Dataset listings of figures

- - - -

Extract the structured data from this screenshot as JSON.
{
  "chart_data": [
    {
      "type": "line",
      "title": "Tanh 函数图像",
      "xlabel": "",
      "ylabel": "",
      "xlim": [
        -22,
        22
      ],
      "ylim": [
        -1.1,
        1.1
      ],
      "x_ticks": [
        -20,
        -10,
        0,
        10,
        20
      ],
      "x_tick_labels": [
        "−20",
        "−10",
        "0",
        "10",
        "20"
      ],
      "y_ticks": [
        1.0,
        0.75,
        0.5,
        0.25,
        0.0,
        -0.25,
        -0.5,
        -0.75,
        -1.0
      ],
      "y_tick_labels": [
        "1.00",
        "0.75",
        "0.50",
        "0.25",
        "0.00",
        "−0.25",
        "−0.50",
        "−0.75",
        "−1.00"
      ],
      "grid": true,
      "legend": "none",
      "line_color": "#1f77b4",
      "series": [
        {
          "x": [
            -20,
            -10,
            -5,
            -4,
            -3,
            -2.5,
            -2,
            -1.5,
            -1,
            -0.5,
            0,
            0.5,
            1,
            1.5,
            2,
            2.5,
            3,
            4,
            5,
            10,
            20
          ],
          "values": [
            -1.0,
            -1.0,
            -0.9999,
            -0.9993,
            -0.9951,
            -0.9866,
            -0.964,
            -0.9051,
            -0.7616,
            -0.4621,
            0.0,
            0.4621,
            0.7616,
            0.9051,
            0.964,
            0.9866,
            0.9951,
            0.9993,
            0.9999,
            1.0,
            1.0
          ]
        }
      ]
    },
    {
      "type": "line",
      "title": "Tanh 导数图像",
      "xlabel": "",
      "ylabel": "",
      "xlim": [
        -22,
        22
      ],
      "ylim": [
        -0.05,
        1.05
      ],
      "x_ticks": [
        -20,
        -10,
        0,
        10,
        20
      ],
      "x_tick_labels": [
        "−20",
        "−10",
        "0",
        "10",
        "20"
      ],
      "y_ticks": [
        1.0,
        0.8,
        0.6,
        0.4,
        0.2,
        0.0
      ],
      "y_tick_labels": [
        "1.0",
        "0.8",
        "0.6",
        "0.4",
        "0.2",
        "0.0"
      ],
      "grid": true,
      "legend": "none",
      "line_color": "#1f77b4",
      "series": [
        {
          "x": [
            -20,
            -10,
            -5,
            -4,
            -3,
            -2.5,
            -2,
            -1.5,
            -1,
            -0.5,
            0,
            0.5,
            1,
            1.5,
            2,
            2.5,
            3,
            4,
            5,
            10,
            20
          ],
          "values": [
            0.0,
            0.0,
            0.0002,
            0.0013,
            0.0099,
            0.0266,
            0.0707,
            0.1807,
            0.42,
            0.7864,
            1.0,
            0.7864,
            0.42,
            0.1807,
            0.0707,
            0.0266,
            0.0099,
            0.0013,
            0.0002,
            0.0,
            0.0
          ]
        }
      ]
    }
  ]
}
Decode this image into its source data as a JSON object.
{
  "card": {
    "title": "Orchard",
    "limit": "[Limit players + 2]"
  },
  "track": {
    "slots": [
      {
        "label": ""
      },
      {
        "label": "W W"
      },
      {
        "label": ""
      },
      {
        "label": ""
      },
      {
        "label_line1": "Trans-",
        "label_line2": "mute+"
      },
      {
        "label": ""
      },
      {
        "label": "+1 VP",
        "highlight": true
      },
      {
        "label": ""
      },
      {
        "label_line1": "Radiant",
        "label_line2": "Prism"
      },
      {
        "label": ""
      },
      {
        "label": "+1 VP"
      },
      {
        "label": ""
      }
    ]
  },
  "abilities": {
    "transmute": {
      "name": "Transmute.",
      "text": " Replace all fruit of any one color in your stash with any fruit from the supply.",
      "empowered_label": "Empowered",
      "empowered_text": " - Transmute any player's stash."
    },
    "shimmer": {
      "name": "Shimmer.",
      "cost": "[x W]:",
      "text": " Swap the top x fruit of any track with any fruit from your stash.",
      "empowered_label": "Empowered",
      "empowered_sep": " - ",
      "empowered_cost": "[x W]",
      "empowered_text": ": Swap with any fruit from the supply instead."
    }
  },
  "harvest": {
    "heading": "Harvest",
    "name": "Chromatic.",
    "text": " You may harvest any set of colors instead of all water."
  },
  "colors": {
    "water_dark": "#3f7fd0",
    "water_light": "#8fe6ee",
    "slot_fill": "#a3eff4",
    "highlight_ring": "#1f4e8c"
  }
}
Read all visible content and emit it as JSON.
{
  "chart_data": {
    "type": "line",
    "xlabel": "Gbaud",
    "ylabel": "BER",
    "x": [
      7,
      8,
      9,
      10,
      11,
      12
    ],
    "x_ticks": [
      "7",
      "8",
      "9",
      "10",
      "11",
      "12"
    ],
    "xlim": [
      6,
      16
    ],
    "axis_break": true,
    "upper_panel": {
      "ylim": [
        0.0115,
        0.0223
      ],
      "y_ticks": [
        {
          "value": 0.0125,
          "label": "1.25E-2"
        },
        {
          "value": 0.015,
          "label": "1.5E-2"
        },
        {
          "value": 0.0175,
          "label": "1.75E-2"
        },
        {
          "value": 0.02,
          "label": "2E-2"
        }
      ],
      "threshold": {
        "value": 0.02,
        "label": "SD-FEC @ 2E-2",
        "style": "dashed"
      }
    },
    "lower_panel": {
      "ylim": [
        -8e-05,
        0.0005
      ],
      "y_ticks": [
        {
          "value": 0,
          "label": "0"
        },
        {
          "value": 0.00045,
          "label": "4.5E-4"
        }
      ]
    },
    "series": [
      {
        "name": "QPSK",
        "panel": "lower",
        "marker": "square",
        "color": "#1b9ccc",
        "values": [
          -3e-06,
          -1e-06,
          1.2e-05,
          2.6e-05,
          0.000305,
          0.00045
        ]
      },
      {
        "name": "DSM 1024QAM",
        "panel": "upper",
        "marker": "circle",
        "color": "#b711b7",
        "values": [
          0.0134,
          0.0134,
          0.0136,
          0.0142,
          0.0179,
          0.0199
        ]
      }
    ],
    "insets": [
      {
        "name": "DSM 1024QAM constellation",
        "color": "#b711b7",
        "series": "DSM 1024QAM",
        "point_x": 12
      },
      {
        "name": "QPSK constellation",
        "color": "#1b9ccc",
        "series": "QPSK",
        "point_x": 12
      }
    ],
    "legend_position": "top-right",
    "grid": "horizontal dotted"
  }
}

- - - -

What to work on: Every line above should be retyped exactly as given.

Response to the exercise:
Extract the structured data from this screenshot as JSON.
{
  "chart_data": [
    {
      "type": "line",
      "title": "Tanh 函数图像",
      "xlabel": "",
      "ylabel": "",
      "xlim": [
        -22,
        22
      ],
      "ylim": [
        -1.1,
        1.1
      ],
      "x_ticks": [
        -20,
        -10,
        0,
        10,
        20
      ],
      "x_tick_labels": [
        "−20",
        "−10",
        "0",
        "10",
        "20"
      ],
      "y_ticks": [
        1.0,
        0.75,
        0.5,
        0.25,
        0.0,
        -0.25,
        -0.5,
        -0.75,
        -1.0
      ],
      "y_tick_labels": [
        "1.00",
        "0.75",
        "0.50",
        "0.25",
        "0.00",
        "−0.25",
        "−0.50",
        "−0.75",
        "−1.00"
      ],
      "grid": true,
      "legend": "none",
      "line_color": "#1f77b4",
      "series": [
        {
          "x": [
            -20,
            -10,
            -5,
            -4,
            -3,
            -2.5,
            -2,
            -1.5,
            -1,
            -0.5,
            0,
            0.5,
            1,
            1.5,
            2,
            2.5,
            3,
            4,
            5,
            10,
            20
          ],
          "values": [
            -1.0,
            -1.0,
            -0.9999,
            -0.9993,
            -0.9951,
            -0.9866,
            -0.964,
            -0.9051,
            -0.7616,
            -0.4621,
            0.0,
            0.4621,
            0.7616,
            0.9051,
            0.964,
            0.9866,
            0.9951,
            0.9993,
            0.9999,
            1.0,
            1.0
          ]
        }
      ]
    },
    {
      "type": "line",
      "title": "Tanh 导数图像",
      "xlabel": "",
      "ylabel": "",
      "xlim": [
        -22,
        22
      ],
      "ylim": [
        -0.05,
        1.05
      ],
      "x_ticks": [
        -20,
        -10,
        0,
        10,
        20
      ],
      "x_tick_labels": [
        "−20",
        "−10",
        "0",
        "10",
        "20"
      ],
      "y_ticks": [
        1.0,
        0.8,
        0.6,
        0.4,
        0.2,
        0.0
      ],
      "y_tick_labels": [
        "1.0",
        "0.8",
        "0.6",
        "0.4",
        "0.2",
        "0.0"
      ],
      "grid": true,
      "legend": "none",
      "line_color": "#1f77b4",
      "series": [
        {
          "x": [
            -20,
            -10,
            -5,
            -4,
            -3,
            -2.5,
            -2,
            -1.5,
            -1,
            -0.5,
            0,
            0.5,
            1,
            1.5,
            2,
            2.5,
            3,
            4,
            5,
            10,
            20
          ],
          "values": [
            0.0,
            0.0,
            0.0002,
            0.0013,
            0.0099,
            0.0266,
            0.0707,
            0.1807,
            0.42,
            0.7864,
            1.0,
            0.7864,
            0.42,
            0.1807,
            0.0707,
            0.0266,
            0.0099,
            0.0013,
            0.0002,
            0.0,
            0.0
          ]
        }
      ]
    }
  ]
}
Decode this image into its source data as a JSON object.
{
  "card": {
    "title": "Orchard",
    "limit": "[Limit players + 2]"
  },
  "track": {
    "slots": [
      {
        "label": ""
      },
      {
        "label": "W W"
      },
      {
        "label": ""
      },
      {
        "label": ""
      },
      {
        "label_line1": "Trans-",
        "label_line2": "mute+"
      },
      {
        "label": ""
      },
      {
        "label": "+1 VP",
        "highlight": true
      },
      {
        "label": ""
      },
      {
        "label_line1": "Radiant",
        "label_line2": "Prism"
      },
      {
        "label": ""
      },
      {
        "label": "+1 VP"
      },
      {
        "label": ""
      }
    ]
  },
  "abilities": {
    "transmute": {
      "name": "Transmute.",
      "text": " Replace all fruit of any one color in your stash with any fruit from the supply.",
      "empowered_label": "Empowered",
      "empowered_text": " - Transmute any player's stash."
    },
    "shimmer": {
      "name": "Shimmer.",
      "cost": "[x W]:",
      "text": " Swap the top x fruit of any track with any fruit from your stash.",
      "empowered_label": "Empowered",
      "empowered_sep": " - ",
      "empowered_cost": "[x W]",
      "empowered_text": ": Swap with any fruit from the supply instead."
    }
  },
  "harvest": {
    "heading": "Harvest",
    "name": "Chromatic.",
    "text": " You may harvest any set of colors instead of all water."
  },
  "colors": {
    "water_dark": "#3f7fd0",
    "water_light": "#8fe6ee",
    "slot_fill": "#a3eff4",
    "highlight_ring": "#1f4e8c"
  }
}
Read all visible content and emit it as JSON.
{
  "chart_data": {
    "type": "line",
    "xlabel": "Gbaud",
    "ylabel": "BER",
    "x": [
      7,
      8,
      9,
      10,
      11,
      12
    ],
    "x_ticks": [
      "7",
      "8",
      "9",
      "10",
      "11",
      "12"
    ],
    "xlim": [
      6,
      16
    ],
    "axis_break": true,
    "upper_panel": {
      "ylim": [
        0.0115,
        0.0223
      ],
      "y_ticks": [
        {
          "value": 0.0125,
          "label": "1.25E-2"
        },
        {
          "value": 0.015,
          "label": "1.5E-2"
        },
        {
          "value": 0.0175,
          "label": "1.75E-2"
        },
        {
          "value": 0.02,
          "label": "2E-2"
        }
      ],
      "threshold": {
        "value": 0.02,
        "label": "SD-FEC @ 2E-2",
        "style": "dashed"
      }
    },
    "lower_panel": {
      "ylim": [
        -8e-05,
        0.0005
      ],
      "y_ticks": [
        {
          "value": 0,
          "label": "0"
        },
        {
          "value": 0.00045,
          "label": "4.5E-4"
        }
      ]
    },
    "series": [
      {
        "name": "QPSK",
        "panel": "lower",
        "marker": "square",
        "color": "#1b9ccc",
        "values": [
          -3e-06,
          -1e-06,
          1.2e-05,
          2.6e-05,
          0.000305,
          0.00045
        ]
      },
      {
        "name": "DSM 1024QAM",
        "panel": "upper",
        "marker": "circle",
        "color": "#b711b7",
        "values": [
          0.0134,
          0.0134,
          0.0136,
          0.0142,
          0.0179,
          0.0199
        ]
      }
    ],
    "insets": [
      {
        "name": "DSM 1024QAM constellation",
        "color": "#b711b7",
        "series": "DSM 1024QAM",
        "point_x": 12
      },
      {
        "name": "QPSK constellation",
        "color": "#1b9ccc",
        "series": "QPSK",
        "point_x": 12
      }
    ],
    "legend_position": "top-right",
    "grid": "horizontal dotted"
  }
}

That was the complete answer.